### Source records
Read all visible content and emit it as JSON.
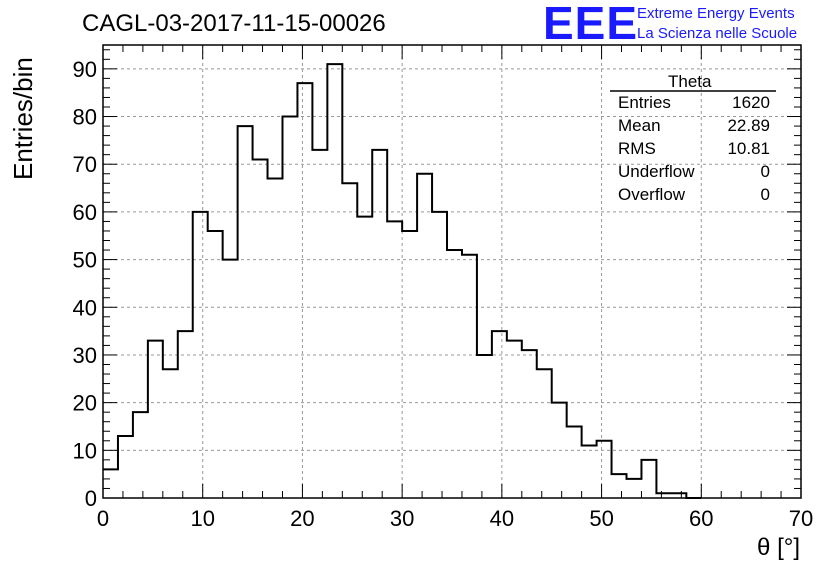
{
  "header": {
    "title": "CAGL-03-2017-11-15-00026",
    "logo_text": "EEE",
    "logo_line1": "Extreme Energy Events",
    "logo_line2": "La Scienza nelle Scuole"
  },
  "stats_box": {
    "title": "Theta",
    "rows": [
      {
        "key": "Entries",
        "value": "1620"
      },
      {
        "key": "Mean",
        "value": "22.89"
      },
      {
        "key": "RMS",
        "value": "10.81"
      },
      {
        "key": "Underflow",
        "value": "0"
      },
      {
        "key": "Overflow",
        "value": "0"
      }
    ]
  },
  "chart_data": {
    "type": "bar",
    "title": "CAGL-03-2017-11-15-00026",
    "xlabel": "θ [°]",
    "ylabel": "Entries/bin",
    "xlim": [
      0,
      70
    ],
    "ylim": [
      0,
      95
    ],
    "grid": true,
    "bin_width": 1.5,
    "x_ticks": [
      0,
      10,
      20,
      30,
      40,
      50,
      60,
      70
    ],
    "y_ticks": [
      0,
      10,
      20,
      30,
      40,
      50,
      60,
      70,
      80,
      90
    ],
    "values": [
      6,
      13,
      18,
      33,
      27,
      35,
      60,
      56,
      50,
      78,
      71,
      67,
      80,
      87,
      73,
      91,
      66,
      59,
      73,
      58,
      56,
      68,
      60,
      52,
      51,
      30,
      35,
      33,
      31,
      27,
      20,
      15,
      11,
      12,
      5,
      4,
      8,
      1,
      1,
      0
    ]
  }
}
--
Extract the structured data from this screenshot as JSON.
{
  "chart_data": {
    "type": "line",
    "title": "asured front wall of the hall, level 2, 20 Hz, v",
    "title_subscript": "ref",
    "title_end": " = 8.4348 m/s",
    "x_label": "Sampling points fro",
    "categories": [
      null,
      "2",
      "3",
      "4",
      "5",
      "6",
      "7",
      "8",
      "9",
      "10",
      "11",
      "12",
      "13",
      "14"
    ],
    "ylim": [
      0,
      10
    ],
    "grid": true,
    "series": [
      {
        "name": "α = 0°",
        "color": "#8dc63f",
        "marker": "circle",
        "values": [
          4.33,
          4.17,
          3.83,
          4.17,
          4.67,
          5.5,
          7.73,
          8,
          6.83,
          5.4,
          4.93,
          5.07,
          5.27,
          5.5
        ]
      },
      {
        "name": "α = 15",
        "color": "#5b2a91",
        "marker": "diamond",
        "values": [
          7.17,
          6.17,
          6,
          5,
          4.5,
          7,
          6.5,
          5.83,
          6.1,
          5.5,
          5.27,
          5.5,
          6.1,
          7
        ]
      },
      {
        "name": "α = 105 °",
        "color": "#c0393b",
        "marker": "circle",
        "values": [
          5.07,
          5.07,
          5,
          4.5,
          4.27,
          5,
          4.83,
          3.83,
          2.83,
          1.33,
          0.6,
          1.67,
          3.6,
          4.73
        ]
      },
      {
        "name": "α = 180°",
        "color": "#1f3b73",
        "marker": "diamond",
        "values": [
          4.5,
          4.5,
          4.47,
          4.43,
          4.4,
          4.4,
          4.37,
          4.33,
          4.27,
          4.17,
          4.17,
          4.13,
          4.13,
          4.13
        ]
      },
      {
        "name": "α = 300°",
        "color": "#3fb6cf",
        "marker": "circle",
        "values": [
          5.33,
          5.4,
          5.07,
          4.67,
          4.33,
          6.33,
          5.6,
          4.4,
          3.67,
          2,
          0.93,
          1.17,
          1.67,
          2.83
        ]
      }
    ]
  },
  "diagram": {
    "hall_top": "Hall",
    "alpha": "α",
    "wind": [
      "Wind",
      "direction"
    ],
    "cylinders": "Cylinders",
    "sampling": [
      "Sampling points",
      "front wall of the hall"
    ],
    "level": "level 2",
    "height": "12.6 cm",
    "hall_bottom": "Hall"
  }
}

### Task goal
Write down only the number of lines that contain the string "wall" in the listing.

### Solved problem
2